== TASK TO COMPLETE ==
Find every line below that contains the word "this" and copy it out.

━━ EXTRACTED ENTRIES

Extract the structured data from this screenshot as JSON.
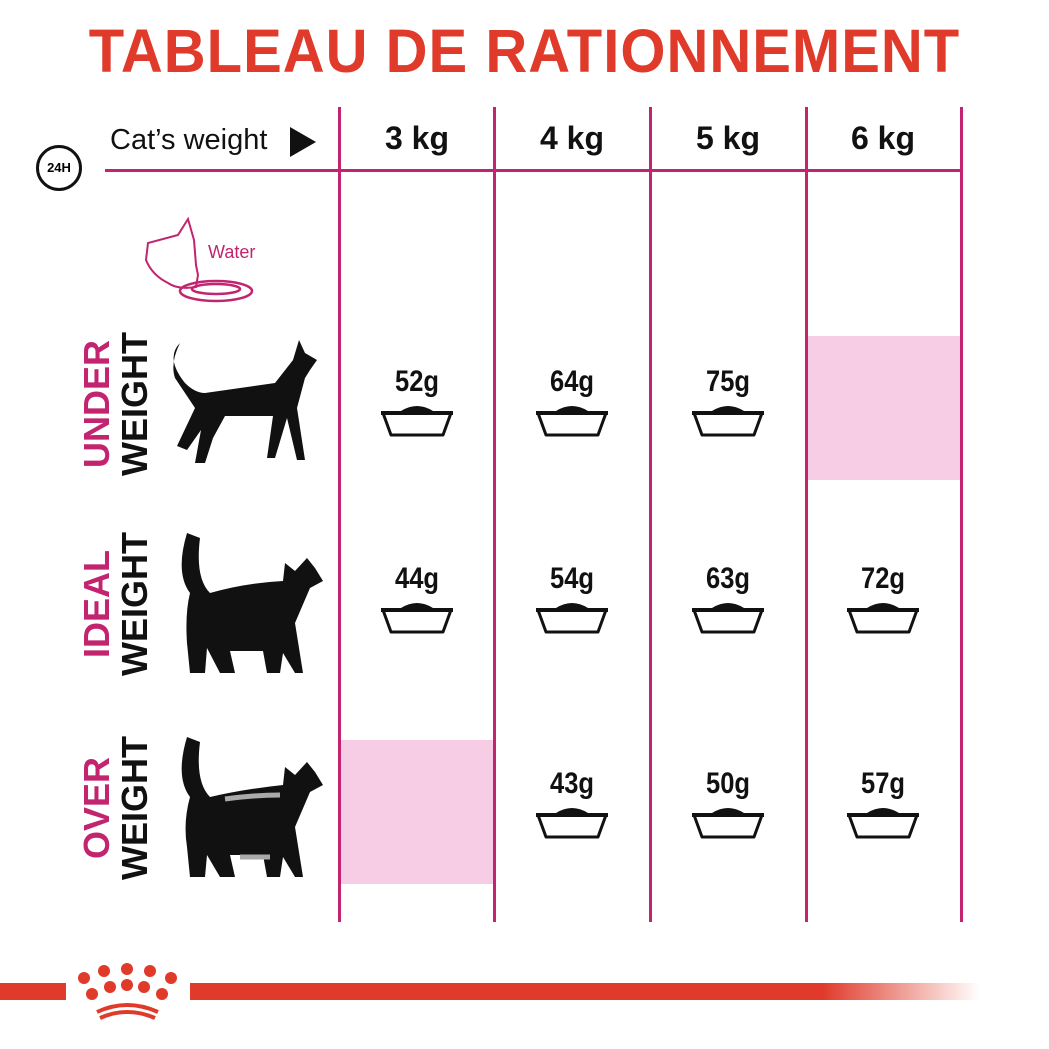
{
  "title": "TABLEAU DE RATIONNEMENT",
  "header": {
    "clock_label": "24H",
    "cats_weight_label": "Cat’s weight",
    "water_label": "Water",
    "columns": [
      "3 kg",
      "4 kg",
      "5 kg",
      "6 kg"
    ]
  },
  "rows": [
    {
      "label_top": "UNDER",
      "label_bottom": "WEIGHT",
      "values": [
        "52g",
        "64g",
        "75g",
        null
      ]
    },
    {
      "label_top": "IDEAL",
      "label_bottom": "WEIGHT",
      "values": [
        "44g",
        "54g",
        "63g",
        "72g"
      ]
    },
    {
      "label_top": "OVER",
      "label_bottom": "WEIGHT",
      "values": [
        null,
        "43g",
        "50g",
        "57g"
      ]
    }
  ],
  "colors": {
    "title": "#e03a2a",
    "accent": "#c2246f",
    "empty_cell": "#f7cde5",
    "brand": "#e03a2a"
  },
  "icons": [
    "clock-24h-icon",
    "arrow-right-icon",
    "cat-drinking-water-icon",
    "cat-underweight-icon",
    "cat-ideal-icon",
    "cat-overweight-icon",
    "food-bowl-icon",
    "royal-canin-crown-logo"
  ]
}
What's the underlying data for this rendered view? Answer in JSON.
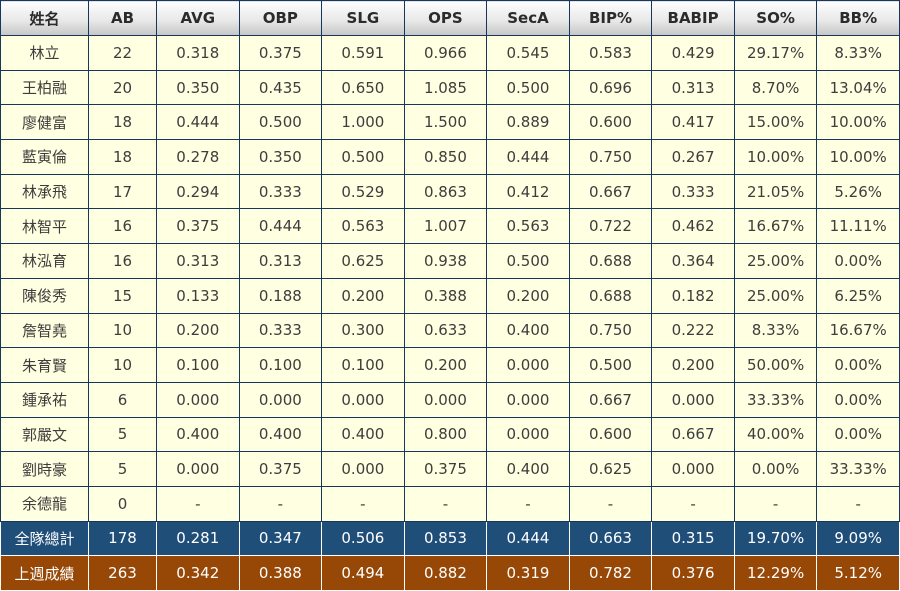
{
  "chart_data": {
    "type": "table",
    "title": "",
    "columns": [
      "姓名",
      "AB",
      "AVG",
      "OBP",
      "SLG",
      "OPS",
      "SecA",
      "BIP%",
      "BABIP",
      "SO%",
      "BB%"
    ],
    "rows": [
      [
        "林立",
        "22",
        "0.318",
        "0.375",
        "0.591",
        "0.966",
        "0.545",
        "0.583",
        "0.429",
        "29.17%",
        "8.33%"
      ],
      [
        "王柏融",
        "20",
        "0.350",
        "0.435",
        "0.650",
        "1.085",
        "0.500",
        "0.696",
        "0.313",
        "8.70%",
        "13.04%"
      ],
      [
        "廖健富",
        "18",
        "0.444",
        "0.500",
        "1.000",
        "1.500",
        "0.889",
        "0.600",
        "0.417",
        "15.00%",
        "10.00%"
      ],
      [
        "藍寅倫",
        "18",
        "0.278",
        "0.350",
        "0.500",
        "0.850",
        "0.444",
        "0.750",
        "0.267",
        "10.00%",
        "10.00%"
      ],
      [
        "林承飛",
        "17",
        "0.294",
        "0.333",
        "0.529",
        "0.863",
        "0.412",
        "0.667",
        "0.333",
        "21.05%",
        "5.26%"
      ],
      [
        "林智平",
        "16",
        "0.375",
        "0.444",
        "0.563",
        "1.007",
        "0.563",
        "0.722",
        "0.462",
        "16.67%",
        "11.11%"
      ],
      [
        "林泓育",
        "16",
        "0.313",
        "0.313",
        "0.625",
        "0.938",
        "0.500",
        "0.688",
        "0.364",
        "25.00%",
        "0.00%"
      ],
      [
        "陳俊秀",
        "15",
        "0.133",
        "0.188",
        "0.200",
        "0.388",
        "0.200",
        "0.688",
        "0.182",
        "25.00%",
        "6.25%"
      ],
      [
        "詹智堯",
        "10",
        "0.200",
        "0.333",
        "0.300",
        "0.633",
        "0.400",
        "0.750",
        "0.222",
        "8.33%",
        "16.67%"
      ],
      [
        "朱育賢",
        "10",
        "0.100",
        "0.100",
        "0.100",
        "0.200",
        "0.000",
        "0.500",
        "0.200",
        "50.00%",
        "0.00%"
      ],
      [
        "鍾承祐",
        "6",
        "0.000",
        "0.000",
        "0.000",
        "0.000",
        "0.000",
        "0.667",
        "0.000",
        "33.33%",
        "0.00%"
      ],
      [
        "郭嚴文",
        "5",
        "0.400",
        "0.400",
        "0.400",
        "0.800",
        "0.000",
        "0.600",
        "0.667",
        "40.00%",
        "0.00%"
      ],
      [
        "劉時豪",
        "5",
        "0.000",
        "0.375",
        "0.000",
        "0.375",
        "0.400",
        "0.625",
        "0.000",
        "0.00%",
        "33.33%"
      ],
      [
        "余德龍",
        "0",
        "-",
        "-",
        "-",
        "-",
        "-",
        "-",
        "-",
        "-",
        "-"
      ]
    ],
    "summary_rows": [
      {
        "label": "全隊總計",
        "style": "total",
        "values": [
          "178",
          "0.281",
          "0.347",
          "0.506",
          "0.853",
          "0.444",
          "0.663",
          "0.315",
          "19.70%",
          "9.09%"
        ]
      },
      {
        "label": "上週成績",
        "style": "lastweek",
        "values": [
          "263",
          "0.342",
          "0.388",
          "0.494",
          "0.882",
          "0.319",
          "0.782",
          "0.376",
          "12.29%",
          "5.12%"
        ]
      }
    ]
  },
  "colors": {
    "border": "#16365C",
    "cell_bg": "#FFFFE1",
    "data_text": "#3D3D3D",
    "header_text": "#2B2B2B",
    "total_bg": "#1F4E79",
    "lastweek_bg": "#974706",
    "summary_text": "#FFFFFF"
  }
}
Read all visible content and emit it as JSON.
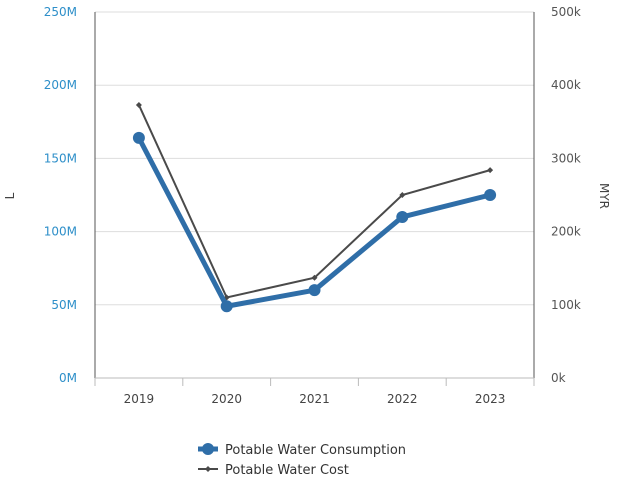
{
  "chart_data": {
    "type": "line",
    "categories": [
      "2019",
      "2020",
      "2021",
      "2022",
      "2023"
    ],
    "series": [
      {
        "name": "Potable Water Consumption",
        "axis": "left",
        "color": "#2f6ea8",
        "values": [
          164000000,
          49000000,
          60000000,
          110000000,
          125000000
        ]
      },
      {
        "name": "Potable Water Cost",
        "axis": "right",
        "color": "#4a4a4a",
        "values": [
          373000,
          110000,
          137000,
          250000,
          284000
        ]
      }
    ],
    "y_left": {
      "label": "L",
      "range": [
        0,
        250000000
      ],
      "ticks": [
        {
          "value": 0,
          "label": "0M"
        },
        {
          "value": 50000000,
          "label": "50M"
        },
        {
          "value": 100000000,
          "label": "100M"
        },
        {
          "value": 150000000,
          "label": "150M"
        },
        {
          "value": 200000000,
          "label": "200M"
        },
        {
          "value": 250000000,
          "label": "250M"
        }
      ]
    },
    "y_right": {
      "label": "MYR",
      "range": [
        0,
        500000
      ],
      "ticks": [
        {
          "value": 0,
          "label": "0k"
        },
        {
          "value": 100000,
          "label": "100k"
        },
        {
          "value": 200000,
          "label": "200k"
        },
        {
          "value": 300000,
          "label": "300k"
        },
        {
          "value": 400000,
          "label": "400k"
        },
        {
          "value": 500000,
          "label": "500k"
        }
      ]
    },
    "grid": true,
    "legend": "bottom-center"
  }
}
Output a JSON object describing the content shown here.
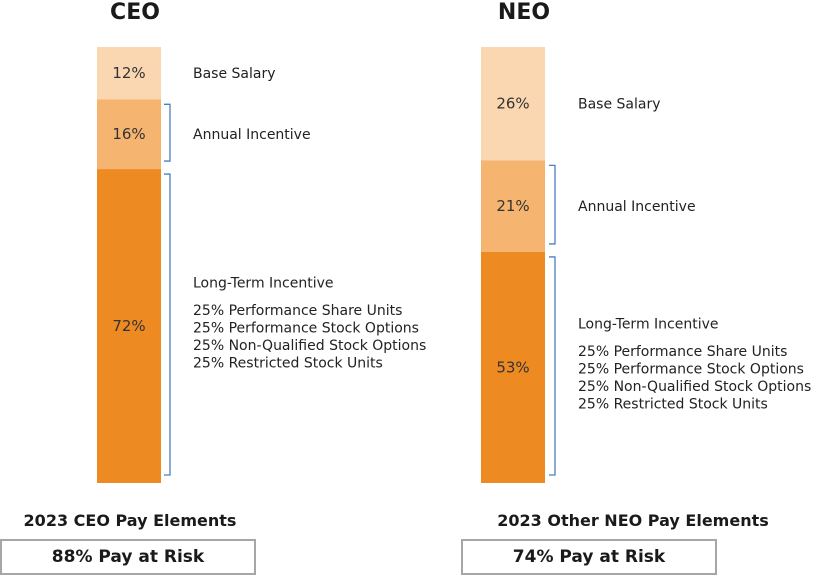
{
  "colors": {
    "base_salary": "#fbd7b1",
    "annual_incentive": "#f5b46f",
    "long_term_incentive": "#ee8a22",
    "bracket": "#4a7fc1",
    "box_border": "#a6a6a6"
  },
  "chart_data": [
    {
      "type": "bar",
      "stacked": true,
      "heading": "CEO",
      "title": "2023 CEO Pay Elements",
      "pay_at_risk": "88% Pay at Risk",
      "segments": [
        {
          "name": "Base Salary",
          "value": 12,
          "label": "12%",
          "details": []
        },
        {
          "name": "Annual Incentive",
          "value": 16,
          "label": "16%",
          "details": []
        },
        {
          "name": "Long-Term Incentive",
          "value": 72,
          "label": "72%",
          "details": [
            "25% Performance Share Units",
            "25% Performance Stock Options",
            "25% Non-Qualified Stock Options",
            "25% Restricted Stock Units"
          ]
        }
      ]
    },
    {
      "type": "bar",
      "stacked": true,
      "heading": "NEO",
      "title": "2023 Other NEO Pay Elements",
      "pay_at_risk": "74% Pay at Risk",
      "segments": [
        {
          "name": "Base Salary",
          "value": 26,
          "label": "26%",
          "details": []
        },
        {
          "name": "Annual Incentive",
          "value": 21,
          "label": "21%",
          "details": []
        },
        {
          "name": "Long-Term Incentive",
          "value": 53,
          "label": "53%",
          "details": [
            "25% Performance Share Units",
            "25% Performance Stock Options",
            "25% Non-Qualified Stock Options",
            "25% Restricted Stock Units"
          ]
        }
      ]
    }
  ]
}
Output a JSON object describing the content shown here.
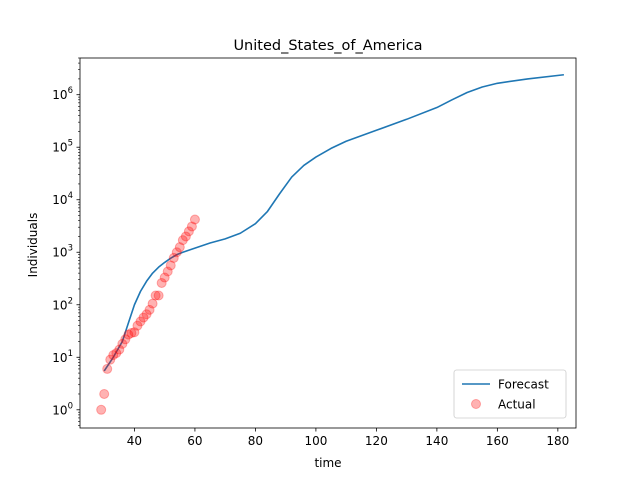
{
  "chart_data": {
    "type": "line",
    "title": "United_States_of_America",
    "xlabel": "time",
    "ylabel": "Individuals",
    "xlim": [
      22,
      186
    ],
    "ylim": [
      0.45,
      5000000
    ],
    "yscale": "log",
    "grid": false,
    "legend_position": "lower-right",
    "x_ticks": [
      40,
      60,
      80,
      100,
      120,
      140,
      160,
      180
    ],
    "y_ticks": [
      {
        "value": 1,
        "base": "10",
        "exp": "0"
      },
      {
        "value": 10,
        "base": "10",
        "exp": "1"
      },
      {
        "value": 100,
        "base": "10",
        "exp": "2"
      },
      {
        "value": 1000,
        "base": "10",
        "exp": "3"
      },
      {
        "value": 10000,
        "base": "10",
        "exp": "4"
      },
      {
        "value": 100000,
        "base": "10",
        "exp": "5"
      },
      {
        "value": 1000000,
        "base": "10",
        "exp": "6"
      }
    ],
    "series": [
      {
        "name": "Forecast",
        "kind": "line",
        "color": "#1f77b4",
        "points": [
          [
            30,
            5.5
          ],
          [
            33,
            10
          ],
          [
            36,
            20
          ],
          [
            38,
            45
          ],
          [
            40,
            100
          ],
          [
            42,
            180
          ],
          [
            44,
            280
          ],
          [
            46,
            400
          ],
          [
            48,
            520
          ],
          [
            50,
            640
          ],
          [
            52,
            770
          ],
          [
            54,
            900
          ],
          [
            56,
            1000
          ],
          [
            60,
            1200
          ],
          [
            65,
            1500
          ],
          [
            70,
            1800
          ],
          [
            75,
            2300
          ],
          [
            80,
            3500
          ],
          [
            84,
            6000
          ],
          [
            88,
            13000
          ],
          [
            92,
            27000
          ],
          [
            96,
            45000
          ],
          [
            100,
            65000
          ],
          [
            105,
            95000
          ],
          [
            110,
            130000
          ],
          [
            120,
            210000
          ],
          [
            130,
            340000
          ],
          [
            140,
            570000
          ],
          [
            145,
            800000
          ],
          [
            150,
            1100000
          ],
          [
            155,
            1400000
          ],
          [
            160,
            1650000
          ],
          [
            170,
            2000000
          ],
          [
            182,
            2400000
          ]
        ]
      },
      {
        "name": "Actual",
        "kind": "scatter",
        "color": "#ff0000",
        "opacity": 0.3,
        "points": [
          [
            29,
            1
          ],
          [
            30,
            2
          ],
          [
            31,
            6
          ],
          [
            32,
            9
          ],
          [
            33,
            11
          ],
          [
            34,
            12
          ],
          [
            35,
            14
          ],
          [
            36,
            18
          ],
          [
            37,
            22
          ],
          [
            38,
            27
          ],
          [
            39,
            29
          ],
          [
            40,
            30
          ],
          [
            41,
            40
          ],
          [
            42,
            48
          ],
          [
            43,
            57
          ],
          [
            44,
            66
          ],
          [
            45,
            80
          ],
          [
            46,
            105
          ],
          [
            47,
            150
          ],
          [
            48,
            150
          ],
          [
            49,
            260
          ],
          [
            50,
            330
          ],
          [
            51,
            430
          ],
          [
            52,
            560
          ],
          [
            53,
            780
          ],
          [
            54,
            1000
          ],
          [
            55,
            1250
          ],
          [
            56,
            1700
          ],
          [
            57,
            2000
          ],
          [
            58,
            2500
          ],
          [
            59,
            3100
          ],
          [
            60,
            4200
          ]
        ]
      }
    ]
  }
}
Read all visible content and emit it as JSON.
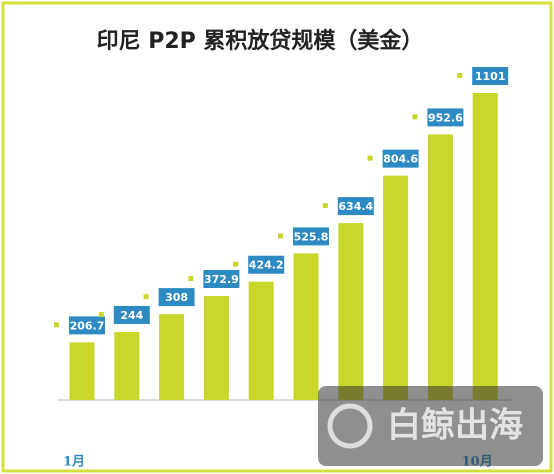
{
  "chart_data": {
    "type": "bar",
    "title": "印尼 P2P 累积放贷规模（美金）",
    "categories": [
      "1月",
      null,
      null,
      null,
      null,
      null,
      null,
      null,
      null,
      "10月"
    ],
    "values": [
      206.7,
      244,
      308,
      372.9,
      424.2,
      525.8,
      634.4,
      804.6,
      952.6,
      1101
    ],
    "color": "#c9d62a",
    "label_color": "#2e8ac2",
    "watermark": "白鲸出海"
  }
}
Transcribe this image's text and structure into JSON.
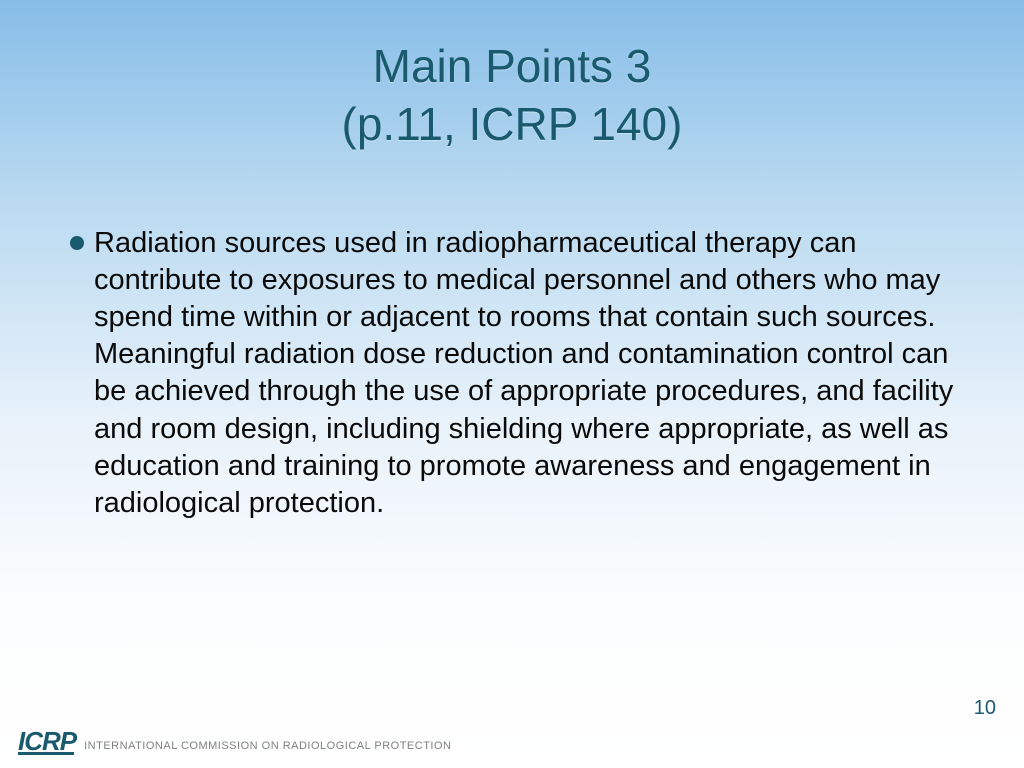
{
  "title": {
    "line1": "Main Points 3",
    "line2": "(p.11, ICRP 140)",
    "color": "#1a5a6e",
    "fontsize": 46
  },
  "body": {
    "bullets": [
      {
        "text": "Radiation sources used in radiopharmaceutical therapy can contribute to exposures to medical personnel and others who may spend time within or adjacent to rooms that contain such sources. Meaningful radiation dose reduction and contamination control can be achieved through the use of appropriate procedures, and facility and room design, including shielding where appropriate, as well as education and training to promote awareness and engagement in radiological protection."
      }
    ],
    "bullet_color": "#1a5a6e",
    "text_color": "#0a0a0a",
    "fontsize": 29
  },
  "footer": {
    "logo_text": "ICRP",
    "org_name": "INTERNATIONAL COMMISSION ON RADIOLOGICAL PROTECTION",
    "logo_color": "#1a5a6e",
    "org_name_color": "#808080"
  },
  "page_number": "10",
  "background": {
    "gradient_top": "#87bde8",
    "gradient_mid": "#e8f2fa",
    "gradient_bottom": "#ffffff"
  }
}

━━━━

== FINAL ANSWER ==
Extract the structured data from this screenshot as JSON.
What's the underlying data for this rendered view? Answer in JSON.
Transcribe this image's text and structure into JSON.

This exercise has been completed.